(Data entries)
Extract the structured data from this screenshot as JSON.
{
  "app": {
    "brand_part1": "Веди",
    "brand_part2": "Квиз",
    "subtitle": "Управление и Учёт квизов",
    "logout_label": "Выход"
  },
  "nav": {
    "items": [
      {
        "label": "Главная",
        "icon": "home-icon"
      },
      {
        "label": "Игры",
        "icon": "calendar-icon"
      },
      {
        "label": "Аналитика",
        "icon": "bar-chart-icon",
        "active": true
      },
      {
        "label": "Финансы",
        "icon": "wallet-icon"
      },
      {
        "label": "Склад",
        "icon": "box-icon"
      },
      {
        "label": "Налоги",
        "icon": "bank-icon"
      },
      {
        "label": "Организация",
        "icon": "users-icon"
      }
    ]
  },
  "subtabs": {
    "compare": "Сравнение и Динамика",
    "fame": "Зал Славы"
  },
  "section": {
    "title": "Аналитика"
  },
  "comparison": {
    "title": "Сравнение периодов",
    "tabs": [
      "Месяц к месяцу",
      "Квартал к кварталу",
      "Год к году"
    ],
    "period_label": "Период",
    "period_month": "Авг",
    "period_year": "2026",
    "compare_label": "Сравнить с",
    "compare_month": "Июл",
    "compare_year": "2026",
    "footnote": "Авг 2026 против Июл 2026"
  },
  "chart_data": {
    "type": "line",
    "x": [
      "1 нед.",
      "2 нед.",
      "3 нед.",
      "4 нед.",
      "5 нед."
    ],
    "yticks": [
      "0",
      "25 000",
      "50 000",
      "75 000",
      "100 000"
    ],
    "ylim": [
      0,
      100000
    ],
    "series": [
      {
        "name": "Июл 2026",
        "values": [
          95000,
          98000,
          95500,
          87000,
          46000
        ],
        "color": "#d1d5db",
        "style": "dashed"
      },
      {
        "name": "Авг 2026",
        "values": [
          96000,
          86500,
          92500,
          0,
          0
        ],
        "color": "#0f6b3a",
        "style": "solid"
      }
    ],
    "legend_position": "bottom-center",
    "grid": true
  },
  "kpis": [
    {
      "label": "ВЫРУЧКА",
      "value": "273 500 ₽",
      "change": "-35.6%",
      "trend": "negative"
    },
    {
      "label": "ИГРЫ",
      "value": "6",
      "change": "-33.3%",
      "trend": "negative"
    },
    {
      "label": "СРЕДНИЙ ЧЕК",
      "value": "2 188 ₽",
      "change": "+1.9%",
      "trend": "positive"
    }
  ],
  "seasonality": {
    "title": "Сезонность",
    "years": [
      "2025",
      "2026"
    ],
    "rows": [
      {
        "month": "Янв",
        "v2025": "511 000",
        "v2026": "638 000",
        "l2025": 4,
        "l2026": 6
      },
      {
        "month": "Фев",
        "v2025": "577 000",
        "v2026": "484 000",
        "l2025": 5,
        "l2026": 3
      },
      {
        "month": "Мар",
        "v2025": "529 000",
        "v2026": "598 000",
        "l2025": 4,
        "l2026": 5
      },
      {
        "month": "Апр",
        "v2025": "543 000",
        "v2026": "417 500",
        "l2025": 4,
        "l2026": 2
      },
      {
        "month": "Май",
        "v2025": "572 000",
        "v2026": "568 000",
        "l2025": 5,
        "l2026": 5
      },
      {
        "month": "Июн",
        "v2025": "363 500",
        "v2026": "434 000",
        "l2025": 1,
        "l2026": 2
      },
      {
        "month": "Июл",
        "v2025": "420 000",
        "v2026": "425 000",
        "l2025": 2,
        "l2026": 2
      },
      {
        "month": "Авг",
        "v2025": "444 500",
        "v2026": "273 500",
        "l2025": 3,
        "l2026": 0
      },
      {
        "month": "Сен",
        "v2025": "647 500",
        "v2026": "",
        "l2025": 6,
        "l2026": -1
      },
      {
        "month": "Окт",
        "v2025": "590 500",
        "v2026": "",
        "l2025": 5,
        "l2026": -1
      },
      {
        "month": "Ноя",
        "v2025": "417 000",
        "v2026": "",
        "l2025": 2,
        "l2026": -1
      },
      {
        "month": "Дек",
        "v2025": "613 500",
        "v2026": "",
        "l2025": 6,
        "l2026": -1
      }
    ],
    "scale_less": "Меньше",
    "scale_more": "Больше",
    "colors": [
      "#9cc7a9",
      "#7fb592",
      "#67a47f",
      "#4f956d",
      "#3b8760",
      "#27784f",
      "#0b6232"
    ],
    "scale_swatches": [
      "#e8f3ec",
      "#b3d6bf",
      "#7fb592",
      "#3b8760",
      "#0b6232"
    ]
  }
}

*Your objective*. Make an exact copy of the data above.

*Answer to this problem*.
Extract the structured data from this screenshot as JSON.
{
  "app": {
    "brand_part1": "Веди",
    "brand_part2": "Квиз",
    "subtitle": "Управление и Учёт квизов",
    "logout_label": "Выход"
  },
  "nav": {
    "items": [
      {
        "label": "Главная",
        "icon": "home-icon"
      },
      {
        "label": "Игры",
        "icon": "calendar-icon"
      },
      {
        "label": "Аналитика",
        "icon": "bar-chart-icon",
        "active": true
      },
      {
        "label": "Финансы",
        "icon": "wallet-icon"
      },
      {
        "label": "Склад",
        "icon": "box-icon"
      },
      {
        "label": "Налоги",
        "icon": "bank-icon"
      },
      {
        "label": "Организация",
        "icon": "users-icon"
      }
    ]
  },
  "subtabs": {
    "compare": "Сравнение и Динамика",
    "fame": "Зал Славы"
  },
  "section": {
    "title": "Аналитика"
  },
  "comparison": {
    "title": "Сравнение периодов",
    "tabs": [
      "Месяц к месяцу",
      "Квартал к кварталу",
      "Год к году"
    ],
    "period_label": "Период",
    "period_month": "Авг",
    "period_year": "2026",
    "compare_label": "Сравнить с",
    "compare_month": "Июл",
    "compare_year": "2026",
    "footnote": "Авг 2026 против Июл 2026"
  },
  "chart_data": {
    "type": "line",
    "x": [
      "1 нед.",
      "2 нед.",
      "3 нед.",
      "4 нед.",
      "5 нед."
    ],
    "yticks": [
      "0",
      "25 000",
      "50 000",
      "75 000",
      "100 000"
    ],
    "ylim": [
      0,
      100000
    ],
    "series": [
      {
        "name": "Июл 2026",
        "values": [
          95000,
          98000,
          95500,
          87000,
          46000
        ],
        "color": "#d1d5db",
        "style": "dashed"
      },
      {
        "name": "Авг 2026",
        "values": [
          96000,
          86500,
          92500,
          0,
          0
        ],
        "color": "#0f6b3a",
        "style": "solid"
      }
    ],
    "legend_position": "bottom-center",
    "grid": true
  },
  "kpis": [
    {
      "label": "ВЫРУЧКА",
      "value": "273 500 ₽",
      "change": "-35.6%",
      "trend": "negative"
    },
    {
      "label": "ИГРЫ",
      "value": "6",
      "change": "-33.3%",
      "trend": "negative"
    },
    {
      "label": "СРЕДНИЙ ЧЕК",
      "value": "2 188 ₽",
      "change": "+1.9%",
      "trend": "positive"
    }
  ],
  "seasonality": {
    "title": "Сезонность",
    "years": [
      "2025",
      "2026"
    ],
    "rows": [
      {
        "month": "Янв",
        "v2025": "511 000",
        "v2026": "638 000",
        "l2025": 4,
        "l2026": 6
      },
      {
        "month": "Фев",
        "v2025": "577 000",
        "v2026": "484 000",
        "l2025": 5,
        "l2026": 3
      },
      {
        "month": "Мар",
        "v2025": "529 000",
        "v2026": "598 000",
        "l2025": 4,
        "l2026": 5
      },
      {
        "month": "Апр",
        "v2025": "543 000",
        "v2026": "417 500",
        "l2025": 4,
        "l2026": 2
      },
      {
        "month": "Май",
        "v2025": "572 000",
        "v2026": "568 000",
        "l2025": 5,
        "l2026": 5
      },
      {
        "month": "Июн",
        "v2025": "363 500",
        "v2026": "434 000",
        "l2025": 1,
        "l2026": 2
      },
      {
        "month": "Июл",
        "v2025": "420 000",
        "v2026": "425 000",
        "l2025": 2,
        "l2026": 2
      },
      {
        "month": "Авг",
        "v2025": "444 500",
        "v2026": "273 500",
        "l2025": 3,
        "l2026": 0
      },
      {
        "month": "Сен",
        "v2025": "647 500",
        "v2026": "",
        "l2025": 6,
        "l2026": -1
      },
      {
        "month": "Окт",
        "v2025": "590 500",
        "v2026": "",
        "l2025": 5,
        "l2026": -1
      },
      {
        "month": "Ноя",
        "v2025": "417 000",
        "v2026": "",
        "l2025": 2,
        "l2026": -1
      },
      {
        "month": "Дек",
        "v2025": "613 500",
        "v2026": "",
        "l2025": 6,
        "l2026": -1
      }
    ],
    "scale_less": "Меньше",
    "scale_more": "Больше",
    "colors": [
      "#9cc7a9",
      "#7fb592",
      "#67a47f",
      "#4f956d",
      "#3b8760",
      "#27784f",
      "#0b6232"
    ],
    "scale_swatches": [
      "#e8f3ec",
      "#b3d6bf",
      "#7fb592",
      "#3b8760",
      "#0b6232"
    ]
  }
}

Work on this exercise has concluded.